Stored data
..............................

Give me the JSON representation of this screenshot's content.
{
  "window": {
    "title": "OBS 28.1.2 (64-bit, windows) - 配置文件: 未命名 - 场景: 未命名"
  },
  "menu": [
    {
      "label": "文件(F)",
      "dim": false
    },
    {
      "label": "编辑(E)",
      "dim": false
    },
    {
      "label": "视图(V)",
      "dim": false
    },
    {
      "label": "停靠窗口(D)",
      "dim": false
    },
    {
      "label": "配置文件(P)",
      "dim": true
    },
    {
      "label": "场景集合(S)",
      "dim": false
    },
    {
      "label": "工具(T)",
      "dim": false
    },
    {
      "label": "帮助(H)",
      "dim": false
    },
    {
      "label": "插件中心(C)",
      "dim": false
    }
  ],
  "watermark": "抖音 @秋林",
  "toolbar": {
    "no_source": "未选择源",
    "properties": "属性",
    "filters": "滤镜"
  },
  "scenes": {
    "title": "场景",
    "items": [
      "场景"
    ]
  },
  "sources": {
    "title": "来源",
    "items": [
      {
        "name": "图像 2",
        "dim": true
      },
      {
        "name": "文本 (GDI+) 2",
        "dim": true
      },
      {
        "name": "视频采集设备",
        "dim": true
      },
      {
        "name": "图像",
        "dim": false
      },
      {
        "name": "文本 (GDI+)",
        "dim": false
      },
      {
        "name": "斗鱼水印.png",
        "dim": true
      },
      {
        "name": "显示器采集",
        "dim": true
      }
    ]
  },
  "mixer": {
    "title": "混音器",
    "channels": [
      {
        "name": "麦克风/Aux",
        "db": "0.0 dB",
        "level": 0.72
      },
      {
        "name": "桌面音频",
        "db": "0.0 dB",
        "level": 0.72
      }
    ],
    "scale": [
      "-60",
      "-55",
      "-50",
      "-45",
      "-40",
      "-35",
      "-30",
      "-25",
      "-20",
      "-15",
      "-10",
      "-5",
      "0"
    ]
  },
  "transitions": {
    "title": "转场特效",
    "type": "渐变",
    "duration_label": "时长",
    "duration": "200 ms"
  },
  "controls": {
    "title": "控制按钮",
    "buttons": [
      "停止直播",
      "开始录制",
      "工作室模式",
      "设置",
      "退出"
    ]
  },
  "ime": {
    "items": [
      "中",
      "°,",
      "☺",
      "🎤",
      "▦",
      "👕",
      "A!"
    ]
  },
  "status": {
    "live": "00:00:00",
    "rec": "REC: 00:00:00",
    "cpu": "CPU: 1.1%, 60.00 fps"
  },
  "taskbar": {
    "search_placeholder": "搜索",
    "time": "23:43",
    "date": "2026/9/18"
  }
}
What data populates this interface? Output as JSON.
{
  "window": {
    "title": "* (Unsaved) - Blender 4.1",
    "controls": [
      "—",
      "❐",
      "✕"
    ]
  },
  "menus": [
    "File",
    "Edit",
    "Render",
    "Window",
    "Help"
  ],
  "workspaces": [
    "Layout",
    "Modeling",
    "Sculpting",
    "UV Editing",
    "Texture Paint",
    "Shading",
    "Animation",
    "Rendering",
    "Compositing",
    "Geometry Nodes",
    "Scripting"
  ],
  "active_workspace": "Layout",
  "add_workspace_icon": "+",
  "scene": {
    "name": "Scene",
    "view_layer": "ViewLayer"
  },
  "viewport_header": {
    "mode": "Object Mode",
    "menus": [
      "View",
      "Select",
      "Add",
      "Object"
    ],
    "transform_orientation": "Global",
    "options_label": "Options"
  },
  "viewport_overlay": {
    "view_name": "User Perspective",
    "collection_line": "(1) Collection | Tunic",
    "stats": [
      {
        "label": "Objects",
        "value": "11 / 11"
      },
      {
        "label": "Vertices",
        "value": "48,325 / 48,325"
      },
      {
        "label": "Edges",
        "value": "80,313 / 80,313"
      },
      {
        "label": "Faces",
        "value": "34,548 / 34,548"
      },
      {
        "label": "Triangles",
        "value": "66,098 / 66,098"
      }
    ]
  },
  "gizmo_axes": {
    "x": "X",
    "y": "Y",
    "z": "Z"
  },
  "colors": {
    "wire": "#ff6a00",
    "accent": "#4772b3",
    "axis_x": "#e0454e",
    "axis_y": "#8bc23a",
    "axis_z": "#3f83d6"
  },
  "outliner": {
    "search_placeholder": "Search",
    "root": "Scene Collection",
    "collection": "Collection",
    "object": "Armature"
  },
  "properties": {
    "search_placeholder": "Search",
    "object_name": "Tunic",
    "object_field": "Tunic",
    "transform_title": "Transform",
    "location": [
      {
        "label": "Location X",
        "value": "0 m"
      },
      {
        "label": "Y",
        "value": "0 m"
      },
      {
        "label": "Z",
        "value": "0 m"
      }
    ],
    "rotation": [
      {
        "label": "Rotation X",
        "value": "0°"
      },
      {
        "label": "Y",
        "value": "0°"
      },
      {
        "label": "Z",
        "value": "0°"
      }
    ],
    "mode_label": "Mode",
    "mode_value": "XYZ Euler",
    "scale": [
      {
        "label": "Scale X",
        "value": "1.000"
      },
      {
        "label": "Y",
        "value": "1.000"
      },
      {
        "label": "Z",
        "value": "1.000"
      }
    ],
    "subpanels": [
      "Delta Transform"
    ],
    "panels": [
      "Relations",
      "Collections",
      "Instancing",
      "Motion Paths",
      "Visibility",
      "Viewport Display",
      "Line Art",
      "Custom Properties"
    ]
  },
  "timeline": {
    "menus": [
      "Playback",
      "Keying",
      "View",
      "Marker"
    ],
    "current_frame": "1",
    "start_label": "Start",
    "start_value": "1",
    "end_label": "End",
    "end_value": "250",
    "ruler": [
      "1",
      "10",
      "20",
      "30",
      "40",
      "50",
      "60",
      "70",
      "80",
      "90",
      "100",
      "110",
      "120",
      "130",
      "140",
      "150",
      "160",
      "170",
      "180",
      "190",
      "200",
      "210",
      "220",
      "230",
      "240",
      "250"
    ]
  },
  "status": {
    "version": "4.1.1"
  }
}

..............................

▶ [The task]: Write out every line of the data that holds the word "JSON".

▶ [Reply to the task]:
Give me the JSON representation of this screenshot's content.
What data populates this interface? Output as JSON.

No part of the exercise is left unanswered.